## What you have to do
Extract every record, keeping each one exactly as it is.

::::::::

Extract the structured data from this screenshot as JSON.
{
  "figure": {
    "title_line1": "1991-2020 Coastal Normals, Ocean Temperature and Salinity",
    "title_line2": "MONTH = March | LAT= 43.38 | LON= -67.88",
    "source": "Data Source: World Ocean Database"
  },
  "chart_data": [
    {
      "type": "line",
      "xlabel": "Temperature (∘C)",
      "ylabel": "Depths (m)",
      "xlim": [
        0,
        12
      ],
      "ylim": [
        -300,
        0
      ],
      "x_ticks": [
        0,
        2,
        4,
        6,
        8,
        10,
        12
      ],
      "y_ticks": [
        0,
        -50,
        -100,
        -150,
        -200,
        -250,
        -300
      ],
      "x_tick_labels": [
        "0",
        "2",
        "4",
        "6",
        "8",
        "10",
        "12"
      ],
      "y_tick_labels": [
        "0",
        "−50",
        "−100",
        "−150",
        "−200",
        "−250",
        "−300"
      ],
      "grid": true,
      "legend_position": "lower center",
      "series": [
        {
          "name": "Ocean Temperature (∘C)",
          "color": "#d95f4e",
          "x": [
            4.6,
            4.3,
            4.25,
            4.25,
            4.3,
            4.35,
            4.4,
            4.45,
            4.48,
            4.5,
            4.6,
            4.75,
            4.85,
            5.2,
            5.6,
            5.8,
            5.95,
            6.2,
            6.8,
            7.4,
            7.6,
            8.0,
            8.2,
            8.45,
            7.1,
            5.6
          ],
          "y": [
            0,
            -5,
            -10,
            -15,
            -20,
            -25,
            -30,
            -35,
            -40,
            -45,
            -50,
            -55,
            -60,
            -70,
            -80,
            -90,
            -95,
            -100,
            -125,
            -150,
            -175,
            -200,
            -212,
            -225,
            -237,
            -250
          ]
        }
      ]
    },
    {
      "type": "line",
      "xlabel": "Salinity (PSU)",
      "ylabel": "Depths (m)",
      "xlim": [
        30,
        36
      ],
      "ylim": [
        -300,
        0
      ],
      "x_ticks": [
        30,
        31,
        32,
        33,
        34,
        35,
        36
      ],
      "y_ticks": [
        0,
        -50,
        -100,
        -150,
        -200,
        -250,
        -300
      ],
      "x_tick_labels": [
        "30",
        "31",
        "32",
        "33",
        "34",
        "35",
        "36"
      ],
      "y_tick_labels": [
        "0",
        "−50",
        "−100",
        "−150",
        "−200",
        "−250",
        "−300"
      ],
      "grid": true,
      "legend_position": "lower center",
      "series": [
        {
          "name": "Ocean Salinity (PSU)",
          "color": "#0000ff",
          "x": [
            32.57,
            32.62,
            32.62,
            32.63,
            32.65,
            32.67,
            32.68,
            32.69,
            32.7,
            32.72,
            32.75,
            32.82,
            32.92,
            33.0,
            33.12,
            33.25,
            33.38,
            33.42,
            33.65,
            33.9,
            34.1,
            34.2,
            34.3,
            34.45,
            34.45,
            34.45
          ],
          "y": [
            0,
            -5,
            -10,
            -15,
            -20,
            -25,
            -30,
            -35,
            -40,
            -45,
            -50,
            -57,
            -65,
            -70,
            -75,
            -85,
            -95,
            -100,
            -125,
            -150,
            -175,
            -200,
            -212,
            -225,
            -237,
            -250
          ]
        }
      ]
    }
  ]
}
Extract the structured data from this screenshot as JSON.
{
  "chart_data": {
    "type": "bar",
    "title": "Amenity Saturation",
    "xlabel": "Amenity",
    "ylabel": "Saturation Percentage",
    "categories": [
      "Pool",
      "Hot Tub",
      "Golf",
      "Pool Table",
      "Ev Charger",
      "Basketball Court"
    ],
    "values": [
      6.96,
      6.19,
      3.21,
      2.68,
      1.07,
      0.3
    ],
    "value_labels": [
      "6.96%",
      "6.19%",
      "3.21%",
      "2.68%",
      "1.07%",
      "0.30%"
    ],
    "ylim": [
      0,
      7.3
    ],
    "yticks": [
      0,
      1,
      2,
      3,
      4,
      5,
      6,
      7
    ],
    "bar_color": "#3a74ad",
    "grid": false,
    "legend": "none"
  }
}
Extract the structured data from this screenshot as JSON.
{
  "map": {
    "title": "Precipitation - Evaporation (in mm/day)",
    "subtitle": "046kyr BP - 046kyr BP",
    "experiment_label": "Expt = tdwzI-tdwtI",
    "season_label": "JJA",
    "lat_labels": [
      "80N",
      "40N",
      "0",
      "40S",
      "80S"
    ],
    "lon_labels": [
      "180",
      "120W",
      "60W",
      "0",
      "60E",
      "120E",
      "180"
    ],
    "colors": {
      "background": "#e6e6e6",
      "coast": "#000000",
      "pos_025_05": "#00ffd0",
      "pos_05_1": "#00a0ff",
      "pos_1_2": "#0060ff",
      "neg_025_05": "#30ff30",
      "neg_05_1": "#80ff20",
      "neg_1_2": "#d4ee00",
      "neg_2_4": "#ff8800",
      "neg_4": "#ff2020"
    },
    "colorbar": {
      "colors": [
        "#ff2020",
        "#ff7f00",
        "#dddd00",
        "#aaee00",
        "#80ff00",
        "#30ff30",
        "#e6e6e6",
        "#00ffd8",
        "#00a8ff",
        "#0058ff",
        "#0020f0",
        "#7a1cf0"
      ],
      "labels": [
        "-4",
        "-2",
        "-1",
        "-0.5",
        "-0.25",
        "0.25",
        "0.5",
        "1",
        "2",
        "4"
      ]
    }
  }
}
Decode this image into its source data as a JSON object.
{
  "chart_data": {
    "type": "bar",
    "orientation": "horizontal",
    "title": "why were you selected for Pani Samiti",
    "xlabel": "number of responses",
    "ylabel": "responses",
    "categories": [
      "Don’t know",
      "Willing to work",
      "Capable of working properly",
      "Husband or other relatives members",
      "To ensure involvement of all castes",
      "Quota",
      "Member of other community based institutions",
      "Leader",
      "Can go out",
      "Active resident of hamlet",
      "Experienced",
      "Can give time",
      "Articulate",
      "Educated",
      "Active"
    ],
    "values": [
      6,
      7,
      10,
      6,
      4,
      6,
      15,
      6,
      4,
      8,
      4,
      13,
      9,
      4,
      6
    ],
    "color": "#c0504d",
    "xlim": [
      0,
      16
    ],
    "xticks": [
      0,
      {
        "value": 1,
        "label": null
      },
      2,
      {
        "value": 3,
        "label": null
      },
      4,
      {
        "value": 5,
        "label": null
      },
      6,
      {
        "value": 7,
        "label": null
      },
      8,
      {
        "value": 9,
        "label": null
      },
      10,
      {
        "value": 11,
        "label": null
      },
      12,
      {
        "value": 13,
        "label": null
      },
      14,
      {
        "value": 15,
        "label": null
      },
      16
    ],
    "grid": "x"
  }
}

::::::::

## Correct result
Extract the structured data from this screenshot as JSON.
{
  "figure": {
    "title_line1": "1991-2020 Coastal Normals, Ocean Temperature and Salinity",
    "title_line2": "MONTH = March | LAT= 43.38 | LON= -67.88",
    "source": "Data Source: World Ocean Database"
  },
  "chart_data": [
    {
      "type": "line",
      "xlabel": "Temperature (∘C)",
      "ylabel": "Depths (m)",
      "xlim": [
        0,
        12
      ],
      "ylim": [
        -300,
        0
      ],
      "x_ticks": [
        0,
        2,
        4,
        6,
        8,
        10,
        12
      ],
      "y_ticks": [
        0,
        -50,
        -100,
        -150,
        -200,
        -250,
        -300
      ],
      "x_tick_labels": [
        "0",
        "2",
        "4",
        "6",
        "8",
        "10",
        "12"
      ],
      "y_tick_labels": [
        "0",
        "−50",
        "−100",
        "−150",
        "−200",
        "−250",
        "−300"
      ],
      "grid": true,
      "legend_position": "lower center",
      "series": [
        {
          "name": "Ocean Temperature (∘C)",
          "color": "#d95f4e",
          "x": [
            4.6,
            4.3,
            4.25,
            4.25,
            4.3,
            4.35,
            4.4,
            4.45,
            4.48,
            4.5,
            4.6,
            4.75,
            4.85,
            5.2,
            5.6,
            5.8,
            5.95,
            6.2,
            6.8,
            7.4,
            7.6,
            8.0,
            8.2,
            8.45,
            7.1,
            5.6
          ],
          "y": [
            0,
            -5,
            -10,
            -15,
            -20,
            -25,
            -30,
            -35,
            -40,
            -45,
            -50,
            -55,
            -60,
            -70,
            -80,
            -90,
            -95,
            -100,
            -125,
            -150,
            -175,
            -200,
            -212,
            -225,
            -237,
            -250
          ]
        }
      ]
    },
    {
      "type": "line",
      "xlabel": "Salinity (PSU)",
      "ylabel": "Depths (m)",
      "xlim": [
        30,
        36
      ],
      "ylim": [
        -300,
        0
      ],
      "x_ticks": [
        30,
        31,
        32,
        33,
        34,
        35,
        36
      ],
      "y_ticks": [
        0,
        -50,
        -100,
        -150,
        -200,
        -250,
        -300
      ],
      "x_tick_labels": [
        "30",
        "31",
        "32",
        "33",
        "34",
        "35",
        "36"
      ],
      "y_tick_labels": [
        "0",
        "−50",
        "−100",
        "−150",
        "−200",
        "−250",
        "−300"
      ],
      "grid": true,
      "legend_position": "lower center",
      "series": [
        {
          "name": "Ocean Salinity (PSU)",
          "color": "#0000ff",
          "x": [
            32.57,
            32.62,
            32.62,
            32.63,
            32.65,
            32.67,
            32.68,
            32.69,
            32.7,
            32.72,
            32.75,
            32.82,
            32.92,
            33.0,
            33.12,
            33.25,
            33.38,
            33.42,
            33.65,
            33.9,
            34.1,
            34.2,
            34.3,
            34.45,
            34.45,
            34.45
          ],
          "y": [
            0,
            -5,
            -10,
            -15,
            -20,
            -25,
            -30,
            -35,
            -40,
            -45,
            -50,
            -57,
            -65,
            -70,
            -75,
            -85,
            -95,
            -100,
            -125,
            -150,
            -175,
            -200,
            -212,
            -225,
            -237,
            -250
          ]
        }
      ]
    }
  ]
}
Extract the structured data from this screenshot as JSON.
{
  "chart_data": {
    "type": "bar",
    "title": "Amenity Saturation",
    "xlabel": "Amenity",
    "ylabel": "Saturation Percentage",
    "categories": [
      "Pool",
      "Hot Tub",
      "Golf",
      "Pool Table",
      "Ev Charger",
      "Basketball Court"
    ],
    "values": [
      6.96,
      6.19,
      3.21,
      2.68,
      1.07,
      0.3
    ],
    "value_labels": [
      "6.96%",
      "6.19%",
      "3.21%",
      "2.68%",
      "1.07%",
      "0.30%"
    ],
    "ylim": [
      0,
      7.3
    ],
    "yticks": [
      0,
      1,
      2,
      3,
      4,
      5,
      6,
      7
    ],
    "bar_color": "#3a74ad",
    "grid": false,
    "legend": "none"
  }
}
Extract the structured data from this screenshot as JSON.
{
  "map": {
    "title": "Precipitation - Evaporation (in mm/day)",
    "subtitle": "046kyr BP - 046kyr BP",
    "experiment_label": "Expt = tdwzI-tdwtI",
    "season_label": "JJA",
    "lat_labels": [
      "80N",
      "40N",
      "0",
      "40S",
      "80S"
    ],
    "lon_labels": [
      "180",
      "120W",
      "60W",
      "0",
      "60E",
      "120E",
      "180"
    ],
    "colors": {
      "background": "#e6e6e6",
      "coast": "#000000",
      "pos_025_05": "#00ffd0",
      "pos_05_1": "#00a0ff",
      "pos_1_2": "#0060ff",
      "neg_025_05": "#30ff30",
      "neg_05_1": "#80ff20",
      "neg_1_2": "#d4ee00",
      "neg_2_4": "#ff8800",
      "neg_4": "#ff2020"
    },
    "colorbar": {
      "colors": [
        "#ff2020",
        "#ff7f00",
        "#dddd00",
        "#aaee00",
        "#80ff00",
        "#30ff30",
        "#e6e6e6",
        "#00ffd8",
        "#00a8ff",
        "#0058ff",
        "#0020f0",
        "#7a1cf0"
      ],
      "labels": [
        "-4",
        "-2",
        "-1",
        "-0.5",
        "-0.25",
        "0.25",
        "0.5",
        "1",
        "2",
        "4"
      ]
    }
  }
}
Decode this image into its source data as a JSON object.
{
  "chart_data": {
    "type": "bar",
    "orientation": "horizontal",
    "title": "why were you selected for Pani Samiti",
    "xlabel": "number of responses",
    "ylabel": "responses",
    "categories": [
      "Don’t know",
      "Willing to work",
      "Capable of working properly",
      "Husband or other relatives members",
      "To ensure involvement of all castes",
      "Quota",
      "Member of other community based institutions",
      "Leader",
      "Can go out",
      "Active resident of hamlet",
      "Experienced",
      "Can give time",
      "Articulate",
      "Educated",
      "Active"
    ],
    "values": [
      6,
      7,
      10,
      6,
      4,
      6,
      15,
      6,
      4,
      8,
      4,
      13,
      9,
      4,
      6
    ],
    "color": "#c0504d",
    "xlim": [
      0,
      16
    ],
    "xticks": [
      0,
      {
        "value": 1,
        "label": null
      },
      2,
      {
        "value": 3,
        "label": null
      },
      4,
      {
        "value": 5,
        "label": null
      },
      6,
      {
        "value": 7,
        "label": null
      },
      8,
      {
        "value": 9,
        "label": null
      },
      10,
      {
        "value": 11,
        "label": null
      },
      12,
      {
        "value": 13,
        "label": null
      },
      14,
      {
        "value": 15,
        "label": null
      },
      16
    ],
    "grid": "x"
  }
}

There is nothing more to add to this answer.